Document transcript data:
※

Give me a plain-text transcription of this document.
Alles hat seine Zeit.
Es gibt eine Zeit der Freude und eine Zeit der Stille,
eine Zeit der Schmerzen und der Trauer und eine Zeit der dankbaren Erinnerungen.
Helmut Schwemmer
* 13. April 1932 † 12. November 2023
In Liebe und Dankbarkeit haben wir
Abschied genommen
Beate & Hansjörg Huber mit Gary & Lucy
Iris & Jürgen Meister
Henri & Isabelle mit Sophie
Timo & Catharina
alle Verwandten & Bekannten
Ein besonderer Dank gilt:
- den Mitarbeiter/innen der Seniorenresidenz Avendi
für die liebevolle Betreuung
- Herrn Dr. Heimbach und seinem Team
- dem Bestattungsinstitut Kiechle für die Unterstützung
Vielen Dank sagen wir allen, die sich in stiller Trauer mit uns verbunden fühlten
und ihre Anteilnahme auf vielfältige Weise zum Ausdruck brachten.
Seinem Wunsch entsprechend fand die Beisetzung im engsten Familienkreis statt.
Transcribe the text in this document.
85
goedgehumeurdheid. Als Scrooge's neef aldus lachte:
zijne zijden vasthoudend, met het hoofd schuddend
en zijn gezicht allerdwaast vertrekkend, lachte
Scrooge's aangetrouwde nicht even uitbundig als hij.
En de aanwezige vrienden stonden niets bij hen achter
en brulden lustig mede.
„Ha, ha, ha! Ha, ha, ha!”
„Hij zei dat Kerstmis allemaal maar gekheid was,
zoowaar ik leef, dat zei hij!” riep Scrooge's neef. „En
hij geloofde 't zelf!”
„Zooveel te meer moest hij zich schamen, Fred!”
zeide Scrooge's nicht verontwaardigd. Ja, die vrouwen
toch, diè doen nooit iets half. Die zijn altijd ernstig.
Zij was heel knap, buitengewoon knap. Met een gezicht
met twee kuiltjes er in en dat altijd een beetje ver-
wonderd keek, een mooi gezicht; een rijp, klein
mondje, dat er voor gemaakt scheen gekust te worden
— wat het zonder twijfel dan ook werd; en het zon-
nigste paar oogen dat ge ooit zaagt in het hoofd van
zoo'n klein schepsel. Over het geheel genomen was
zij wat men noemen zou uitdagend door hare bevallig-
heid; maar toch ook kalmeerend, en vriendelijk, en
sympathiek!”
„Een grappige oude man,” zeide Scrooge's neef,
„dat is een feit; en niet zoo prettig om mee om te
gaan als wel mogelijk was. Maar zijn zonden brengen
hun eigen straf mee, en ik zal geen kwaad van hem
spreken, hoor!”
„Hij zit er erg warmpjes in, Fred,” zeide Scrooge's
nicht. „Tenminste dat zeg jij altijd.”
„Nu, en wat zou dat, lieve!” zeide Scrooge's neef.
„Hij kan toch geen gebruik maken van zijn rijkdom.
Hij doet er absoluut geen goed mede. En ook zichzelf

※

- **WHAT THE TASK ASKS**:
The answer must consist of every line above that holds the string "zeide", copied exactly.

- **YOUR SOLUTION**:
zeide Scrooge's nicht verontwaardigd. Ja, die vrouwen
„Een grappige oude man,” zeide Scrooge's neef,
„Hij zit er erg warmpjes in, Fred,” zeide Scrooge's
„Nu, en wat zou dat, lieve!” zeide Scrooge's neef.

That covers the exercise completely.